● **Material provided**:
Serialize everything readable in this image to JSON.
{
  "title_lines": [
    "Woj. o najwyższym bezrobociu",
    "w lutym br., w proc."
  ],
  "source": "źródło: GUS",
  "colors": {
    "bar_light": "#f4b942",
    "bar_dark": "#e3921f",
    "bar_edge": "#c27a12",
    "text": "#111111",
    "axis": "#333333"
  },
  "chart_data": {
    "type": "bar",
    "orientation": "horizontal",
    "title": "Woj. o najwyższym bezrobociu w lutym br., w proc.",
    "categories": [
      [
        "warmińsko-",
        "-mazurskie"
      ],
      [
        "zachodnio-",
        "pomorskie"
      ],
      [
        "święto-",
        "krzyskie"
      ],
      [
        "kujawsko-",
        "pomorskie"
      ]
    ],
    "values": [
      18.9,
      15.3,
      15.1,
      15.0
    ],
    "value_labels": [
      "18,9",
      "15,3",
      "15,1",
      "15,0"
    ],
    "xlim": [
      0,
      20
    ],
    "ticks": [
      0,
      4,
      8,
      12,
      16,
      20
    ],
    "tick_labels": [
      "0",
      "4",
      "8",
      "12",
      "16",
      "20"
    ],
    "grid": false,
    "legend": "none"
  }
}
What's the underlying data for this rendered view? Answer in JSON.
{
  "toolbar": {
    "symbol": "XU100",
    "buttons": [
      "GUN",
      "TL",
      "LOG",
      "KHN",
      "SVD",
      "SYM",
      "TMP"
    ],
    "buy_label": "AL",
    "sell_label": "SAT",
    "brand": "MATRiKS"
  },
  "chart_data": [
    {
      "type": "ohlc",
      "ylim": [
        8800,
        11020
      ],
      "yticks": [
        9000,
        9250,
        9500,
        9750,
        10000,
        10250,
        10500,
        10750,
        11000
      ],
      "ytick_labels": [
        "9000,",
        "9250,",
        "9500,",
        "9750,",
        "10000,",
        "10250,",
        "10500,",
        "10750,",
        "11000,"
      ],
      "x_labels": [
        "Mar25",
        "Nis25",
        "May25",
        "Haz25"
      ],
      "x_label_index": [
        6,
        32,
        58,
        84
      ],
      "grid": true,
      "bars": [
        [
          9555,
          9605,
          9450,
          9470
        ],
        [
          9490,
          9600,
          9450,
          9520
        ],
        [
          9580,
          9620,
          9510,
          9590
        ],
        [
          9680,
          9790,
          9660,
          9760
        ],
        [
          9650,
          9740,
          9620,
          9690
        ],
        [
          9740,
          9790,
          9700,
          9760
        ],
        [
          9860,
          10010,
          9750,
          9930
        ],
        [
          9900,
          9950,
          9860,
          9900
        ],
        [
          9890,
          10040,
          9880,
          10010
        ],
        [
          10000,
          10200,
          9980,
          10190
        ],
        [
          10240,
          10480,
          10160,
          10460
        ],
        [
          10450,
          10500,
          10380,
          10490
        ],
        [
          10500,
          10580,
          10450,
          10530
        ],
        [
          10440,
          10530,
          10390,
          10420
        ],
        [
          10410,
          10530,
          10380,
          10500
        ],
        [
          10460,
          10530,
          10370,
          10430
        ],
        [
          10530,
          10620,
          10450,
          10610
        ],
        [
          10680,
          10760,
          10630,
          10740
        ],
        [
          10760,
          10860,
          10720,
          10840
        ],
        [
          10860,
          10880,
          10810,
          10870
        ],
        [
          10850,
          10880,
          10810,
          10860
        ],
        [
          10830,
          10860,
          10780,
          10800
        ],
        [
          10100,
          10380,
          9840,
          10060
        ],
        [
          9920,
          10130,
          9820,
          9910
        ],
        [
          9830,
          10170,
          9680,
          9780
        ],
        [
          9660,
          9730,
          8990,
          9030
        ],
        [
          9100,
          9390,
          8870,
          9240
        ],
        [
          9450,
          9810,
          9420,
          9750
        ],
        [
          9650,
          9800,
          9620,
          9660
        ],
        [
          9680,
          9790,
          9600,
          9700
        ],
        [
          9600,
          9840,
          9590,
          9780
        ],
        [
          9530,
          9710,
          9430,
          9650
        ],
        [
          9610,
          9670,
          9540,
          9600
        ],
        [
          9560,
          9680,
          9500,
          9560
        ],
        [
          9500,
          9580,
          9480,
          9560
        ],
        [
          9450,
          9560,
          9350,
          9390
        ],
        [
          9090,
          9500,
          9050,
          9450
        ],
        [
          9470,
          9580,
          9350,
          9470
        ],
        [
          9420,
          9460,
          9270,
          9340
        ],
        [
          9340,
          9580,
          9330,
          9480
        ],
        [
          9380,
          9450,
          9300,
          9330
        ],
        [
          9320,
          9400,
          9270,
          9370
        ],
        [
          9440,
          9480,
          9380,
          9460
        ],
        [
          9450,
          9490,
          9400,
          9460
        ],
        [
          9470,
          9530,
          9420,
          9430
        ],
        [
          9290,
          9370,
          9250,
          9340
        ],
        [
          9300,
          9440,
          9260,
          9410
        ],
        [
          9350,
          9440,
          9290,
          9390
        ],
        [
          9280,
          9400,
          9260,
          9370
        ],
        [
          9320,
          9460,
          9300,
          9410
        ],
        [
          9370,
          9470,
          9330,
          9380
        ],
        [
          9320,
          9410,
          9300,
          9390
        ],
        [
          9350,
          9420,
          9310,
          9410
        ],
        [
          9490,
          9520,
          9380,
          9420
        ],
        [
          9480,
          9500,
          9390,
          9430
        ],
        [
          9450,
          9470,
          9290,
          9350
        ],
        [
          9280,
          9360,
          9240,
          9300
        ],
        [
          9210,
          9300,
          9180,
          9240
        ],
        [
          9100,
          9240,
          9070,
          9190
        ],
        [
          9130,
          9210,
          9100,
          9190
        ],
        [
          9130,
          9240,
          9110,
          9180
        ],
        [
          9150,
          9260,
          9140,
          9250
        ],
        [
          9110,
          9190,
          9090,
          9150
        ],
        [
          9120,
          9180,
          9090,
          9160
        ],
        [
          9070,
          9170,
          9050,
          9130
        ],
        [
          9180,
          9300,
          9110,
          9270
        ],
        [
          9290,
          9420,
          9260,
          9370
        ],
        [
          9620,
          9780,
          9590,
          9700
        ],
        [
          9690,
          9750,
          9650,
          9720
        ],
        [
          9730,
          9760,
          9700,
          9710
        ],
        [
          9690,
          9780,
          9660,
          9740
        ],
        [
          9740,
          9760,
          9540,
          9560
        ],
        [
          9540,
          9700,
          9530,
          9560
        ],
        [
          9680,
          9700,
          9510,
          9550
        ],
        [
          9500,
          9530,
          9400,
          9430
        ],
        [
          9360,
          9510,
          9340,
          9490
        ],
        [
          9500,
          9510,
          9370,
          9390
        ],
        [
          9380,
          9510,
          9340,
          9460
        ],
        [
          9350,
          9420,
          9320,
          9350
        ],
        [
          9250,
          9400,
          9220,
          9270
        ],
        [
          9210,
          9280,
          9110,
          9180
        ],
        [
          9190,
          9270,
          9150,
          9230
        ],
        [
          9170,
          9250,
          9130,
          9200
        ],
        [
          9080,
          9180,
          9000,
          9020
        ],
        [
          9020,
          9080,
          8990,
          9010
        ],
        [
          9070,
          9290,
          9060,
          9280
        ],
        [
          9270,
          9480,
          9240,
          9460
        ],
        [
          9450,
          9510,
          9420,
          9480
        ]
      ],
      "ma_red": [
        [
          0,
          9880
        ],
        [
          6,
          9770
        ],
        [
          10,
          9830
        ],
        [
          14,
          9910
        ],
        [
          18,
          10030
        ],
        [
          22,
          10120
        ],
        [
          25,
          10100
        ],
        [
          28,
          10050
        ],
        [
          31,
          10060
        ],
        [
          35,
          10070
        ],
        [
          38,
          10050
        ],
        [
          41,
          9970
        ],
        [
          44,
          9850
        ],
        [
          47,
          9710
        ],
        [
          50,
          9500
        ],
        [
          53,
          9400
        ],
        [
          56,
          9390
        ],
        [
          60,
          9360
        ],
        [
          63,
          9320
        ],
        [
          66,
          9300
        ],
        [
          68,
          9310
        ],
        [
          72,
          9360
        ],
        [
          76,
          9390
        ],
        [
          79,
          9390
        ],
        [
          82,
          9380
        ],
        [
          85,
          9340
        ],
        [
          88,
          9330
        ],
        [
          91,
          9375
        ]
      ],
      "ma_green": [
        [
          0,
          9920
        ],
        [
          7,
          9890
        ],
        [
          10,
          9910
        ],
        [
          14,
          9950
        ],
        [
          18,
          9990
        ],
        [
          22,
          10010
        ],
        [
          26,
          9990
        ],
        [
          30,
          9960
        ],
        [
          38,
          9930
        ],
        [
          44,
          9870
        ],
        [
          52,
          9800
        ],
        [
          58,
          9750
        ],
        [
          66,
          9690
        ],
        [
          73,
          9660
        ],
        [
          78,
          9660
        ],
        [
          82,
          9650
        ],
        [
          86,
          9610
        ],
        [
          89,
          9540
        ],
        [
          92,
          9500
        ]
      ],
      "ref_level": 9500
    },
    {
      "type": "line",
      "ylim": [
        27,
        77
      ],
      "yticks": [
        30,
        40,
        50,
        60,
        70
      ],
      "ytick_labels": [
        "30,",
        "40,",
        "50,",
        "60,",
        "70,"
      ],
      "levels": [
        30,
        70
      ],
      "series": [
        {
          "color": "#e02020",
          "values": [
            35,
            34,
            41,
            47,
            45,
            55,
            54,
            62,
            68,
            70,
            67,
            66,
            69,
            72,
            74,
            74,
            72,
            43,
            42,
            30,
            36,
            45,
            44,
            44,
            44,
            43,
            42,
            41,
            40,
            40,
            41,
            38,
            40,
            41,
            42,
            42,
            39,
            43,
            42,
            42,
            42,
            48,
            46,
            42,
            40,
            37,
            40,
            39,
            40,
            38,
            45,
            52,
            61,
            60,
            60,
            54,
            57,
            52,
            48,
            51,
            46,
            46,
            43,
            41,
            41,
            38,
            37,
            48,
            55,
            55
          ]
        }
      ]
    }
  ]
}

● **Objective**:
Search the entries for the word "this" and pick out every line that holds it.

● **Written answer**:
Serialize everything readable in this image to JSON.
What's the underlying data for this rendered view? Answer in JSON.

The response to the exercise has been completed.